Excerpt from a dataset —

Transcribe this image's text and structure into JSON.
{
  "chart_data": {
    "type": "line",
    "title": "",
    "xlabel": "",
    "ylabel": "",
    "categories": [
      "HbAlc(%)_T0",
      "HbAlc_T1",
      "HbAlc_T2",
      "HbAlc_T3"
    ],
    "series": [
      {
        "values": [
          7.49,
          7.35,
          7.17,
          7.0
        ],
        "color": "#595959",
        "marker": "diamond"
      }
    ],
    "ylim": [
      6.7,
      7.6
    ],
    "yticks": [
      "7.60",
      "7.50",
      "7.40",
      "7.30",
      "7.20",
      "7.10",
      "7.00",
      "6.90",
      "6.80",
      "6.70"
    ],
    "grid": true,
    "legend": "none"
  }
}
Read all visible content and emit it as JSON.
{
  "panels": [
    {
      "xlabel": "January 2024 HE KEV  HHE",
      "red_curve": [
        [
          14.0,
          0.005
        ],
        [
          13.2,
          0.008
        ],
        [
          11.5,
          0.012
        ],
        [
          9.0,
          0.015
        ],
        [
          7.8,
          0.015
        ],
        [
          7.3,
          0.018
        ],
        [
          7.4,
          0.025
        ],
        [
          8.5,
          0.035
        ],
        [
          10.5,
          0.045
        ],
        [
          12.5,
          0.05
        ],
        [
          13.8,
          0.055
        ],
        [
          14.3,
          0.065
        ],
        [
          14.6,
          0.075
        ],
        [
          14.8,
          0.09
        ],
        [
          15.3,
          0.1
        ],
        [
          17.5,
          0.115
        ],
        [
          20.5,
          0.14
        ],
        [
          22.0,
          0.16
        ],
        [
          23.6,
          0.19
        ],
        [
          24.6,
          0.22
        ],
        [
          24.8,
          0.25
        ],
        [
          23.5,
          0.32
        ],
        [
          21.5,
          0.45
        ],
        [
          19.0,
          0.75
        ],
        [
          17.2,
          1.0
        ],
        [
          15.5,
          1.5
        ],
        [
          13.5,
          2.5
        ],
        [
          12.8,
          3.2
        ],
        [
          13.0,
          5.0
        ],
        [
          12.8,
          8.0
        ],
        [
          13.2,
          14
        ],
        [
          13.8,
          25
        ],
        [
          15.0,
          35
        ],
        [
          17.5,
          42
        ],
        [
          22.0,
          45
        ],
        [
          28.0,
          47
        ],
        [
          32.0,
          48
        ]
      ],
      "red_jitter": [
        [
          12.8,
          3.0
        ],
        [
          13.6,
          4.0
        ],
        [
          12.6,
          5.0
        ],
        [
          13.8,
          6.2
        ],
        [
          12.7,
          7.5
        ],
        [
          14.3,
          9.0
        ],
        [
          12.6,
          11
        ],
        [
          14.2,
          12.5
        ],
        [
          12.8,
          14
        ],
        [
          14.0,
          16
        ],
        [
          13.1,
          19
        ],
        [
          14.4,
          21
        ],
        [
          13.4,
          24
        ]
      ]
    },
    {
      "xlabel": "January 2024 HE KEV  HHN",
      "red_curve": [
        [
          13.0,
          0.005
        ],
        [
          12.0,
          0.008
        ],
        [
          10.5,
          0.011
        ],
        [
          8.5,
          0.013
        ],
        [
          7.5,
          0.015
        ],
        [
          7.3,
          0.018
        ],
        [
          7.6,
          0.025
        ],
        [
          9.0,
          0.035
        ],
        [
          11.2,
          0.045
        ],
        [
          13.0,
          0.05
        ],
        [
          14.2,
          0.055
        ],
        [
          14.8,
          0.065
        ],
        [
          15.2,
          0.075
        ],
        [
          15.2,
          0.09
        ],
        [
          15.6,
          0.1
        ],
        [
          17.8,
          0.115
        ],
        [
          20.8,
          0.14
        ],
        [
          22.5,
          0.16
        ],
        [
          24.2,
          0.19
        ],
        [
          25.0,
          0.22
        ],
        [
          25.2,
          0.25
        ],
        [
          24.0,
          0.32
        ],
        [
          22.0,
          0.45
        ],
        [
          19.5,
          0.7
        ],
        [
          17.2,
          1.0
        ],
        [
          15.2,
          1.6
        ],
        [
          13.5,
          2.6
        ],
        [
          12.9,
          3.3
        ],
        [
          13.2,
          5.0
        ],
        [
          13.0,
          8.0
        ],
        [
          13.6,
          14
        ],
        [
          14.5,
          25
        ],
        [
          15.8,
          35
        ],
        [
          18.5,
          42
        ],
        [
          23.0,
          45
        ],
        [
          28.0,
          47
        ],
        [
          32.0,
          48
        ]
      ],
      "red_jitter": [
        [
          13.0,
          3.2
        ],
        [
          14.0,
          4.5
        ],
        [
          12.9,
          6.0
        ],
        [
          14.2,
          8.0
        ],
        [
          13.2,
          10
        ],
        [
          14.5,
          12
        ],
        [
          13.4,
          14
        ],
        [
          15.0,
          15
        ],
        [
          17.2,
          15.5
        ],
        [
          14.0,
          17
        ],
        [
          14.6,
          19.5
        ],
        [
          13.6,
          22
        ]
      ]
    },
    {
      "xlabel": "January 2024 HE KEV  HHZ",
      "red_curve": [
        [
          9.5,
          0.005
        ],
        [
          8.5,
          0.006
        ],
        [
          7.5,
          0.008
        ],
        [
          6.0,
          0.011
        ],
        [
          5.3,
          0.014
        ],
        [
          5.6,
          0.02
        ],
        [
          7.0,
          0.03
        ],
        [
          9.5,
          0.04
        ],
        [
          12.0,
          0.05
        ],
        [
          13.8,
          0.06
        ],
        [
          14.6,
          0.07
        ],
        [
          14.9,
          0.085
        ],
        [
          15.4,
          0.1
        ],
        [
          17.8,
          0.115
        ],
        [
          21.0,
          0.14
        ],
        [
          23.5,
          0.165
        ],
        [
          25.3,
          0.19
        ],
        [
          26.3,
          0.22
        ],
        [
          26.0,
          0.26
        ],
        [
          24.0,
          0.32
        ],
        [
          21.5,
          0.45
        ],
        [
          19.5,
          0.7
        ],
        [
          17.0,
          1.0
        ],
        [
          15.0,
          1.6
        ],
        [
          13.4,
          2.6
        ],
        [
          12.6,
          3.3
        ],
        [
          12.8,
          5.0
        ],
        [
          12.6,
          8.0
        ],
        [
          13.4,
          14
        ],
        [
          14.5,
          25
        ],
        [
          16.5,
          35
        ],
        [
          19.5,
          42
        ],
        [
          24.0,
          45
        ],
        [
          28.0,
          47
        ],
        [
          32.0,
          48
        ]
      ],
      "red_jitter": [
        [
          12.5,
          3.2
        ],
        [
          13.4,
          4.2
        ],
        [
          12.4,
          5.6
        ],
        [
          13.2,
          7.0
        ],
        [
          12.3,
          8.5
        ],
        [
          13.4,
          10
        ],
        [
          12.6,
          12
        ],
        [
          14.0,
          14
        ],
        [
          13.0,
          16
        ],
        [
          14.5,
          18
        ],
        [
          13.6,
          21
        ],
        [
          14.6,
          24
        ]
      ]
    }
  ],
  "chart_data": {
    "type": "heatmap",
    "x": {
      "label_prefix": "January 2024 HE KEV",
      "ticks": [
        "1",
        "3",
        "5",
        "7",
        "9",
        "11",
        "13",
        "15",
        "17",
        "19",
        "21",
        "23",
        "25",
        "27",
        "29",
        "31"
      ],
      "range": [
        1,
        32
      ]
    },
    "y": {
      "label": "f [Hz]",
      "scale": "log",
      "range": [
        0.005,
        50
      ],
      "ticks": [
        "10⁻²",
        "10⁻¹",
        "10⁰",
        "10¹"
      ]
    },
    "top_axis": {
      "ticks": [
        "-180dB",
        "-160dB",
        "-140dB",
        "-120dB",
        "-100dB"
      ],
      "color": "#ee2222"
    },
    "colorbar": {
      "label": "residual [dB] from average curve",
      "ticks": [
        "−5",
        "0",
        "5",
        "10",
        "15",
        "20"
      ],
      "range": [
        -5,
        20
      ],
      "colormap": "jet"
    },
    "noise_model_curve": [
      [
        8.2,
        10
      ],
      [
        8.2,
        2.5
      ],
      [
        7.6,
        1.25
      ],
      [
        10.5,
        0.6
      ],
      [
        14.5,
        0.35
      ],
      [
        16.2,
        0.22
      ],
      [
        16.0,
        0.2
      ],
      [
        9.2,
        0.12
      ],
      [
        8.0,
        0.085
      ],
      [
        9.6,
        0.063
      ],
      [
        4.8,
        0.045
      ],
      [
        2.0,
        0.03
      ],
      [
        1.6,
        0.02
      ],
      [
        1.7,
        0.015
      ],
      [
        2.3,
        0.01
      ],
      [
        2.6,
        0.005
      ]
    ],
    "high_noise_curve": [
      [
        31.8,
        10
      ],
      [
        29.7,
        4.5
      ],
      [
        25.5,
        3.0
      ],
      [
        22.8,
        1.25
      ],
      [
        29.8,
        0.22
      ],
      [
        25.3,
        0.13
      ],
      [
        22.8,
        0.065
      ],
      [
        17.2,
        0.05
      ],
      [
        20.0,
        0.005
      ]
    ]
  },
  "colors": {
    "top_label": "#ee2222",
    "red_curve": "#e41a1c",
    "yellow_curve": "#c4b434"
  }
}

Instructions to follow —
Find every line above that contains the word "JSON", and return each one.

Written answer —
Transcribe this image's text and structure into JSON.
Read all visible content and emit it as JSON.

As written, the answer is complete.